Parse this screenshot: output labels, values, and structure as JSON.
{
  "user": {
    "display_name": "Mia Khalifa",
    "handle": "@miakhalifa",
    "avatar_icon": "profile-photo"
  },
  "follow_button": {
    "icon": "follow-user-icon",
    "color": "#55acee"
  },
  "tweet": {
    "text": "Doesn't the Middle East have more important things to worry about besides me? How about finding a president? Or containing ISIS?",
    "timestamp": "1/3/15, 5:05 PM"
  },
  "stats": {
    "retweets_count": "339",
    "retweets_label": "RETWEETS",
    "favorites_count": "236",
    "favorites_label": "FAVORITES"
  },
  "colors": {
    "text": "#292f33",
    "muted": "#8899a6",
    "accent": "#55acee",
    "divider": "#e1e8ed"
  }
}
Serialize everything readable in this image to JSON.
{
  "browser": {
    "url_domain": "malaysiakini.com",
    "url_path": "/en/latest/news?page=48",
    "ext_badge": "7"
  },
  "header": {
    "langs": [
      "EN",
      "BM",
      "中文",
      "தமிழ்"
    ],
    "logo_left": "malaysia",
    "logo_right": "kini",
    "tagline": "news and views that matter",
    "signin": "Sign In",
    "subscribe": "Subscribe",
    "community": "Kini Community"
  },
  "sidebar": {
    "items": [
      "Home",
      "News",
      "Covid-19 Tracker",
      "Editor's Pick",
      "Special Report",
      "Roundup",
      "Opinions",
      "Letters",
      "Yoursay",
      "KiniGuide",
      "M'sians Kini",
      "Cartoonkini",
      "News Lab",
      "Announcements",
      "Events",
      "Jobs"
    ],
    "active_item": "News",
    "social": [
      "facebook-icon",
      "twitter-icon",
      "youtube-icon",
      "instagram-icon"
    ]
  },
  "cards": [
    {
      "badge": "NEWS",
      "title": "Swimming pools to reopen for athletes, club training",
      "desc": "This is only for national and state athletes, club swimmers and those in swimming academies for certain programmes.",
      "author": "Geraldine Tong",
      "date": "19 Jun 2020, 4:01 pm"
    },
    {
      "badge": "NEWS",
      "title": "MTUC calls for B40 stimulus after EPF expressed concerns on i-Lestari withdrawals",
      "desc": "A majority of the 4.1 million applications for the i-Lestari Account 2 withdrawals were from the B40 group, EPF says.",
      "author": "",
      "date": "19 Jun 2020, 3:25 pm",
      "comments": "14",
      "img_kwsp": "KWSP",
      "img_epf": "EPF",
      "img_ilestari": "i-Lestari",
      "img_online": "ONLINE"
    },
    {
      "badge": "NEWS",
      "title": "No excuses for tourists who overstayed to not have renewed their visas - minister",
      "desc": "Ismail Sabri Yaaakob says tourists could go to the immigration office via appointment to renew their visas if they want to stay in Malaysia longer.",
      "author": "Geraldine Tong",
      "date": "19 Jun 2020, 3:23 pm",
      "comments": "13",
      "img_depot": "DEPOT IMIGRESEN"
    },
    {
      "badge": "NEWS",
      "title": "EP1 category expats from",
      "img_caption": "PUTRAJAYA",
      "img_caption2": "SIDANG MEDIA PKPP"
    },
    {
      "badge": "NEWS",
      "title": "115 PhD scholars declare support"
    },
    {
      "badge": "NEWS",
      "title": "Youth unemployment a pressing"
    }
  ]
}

[EXERCISE DETAILS] List all lines in the material containing the string "club".

[SOLUTION TO THE PROBLEM]
      "title": "Swimming pools to reopen for athletes, club training",
      "desc": "This is only for national and state athletes, club swimmers and those in swimming academies for certain programmes.",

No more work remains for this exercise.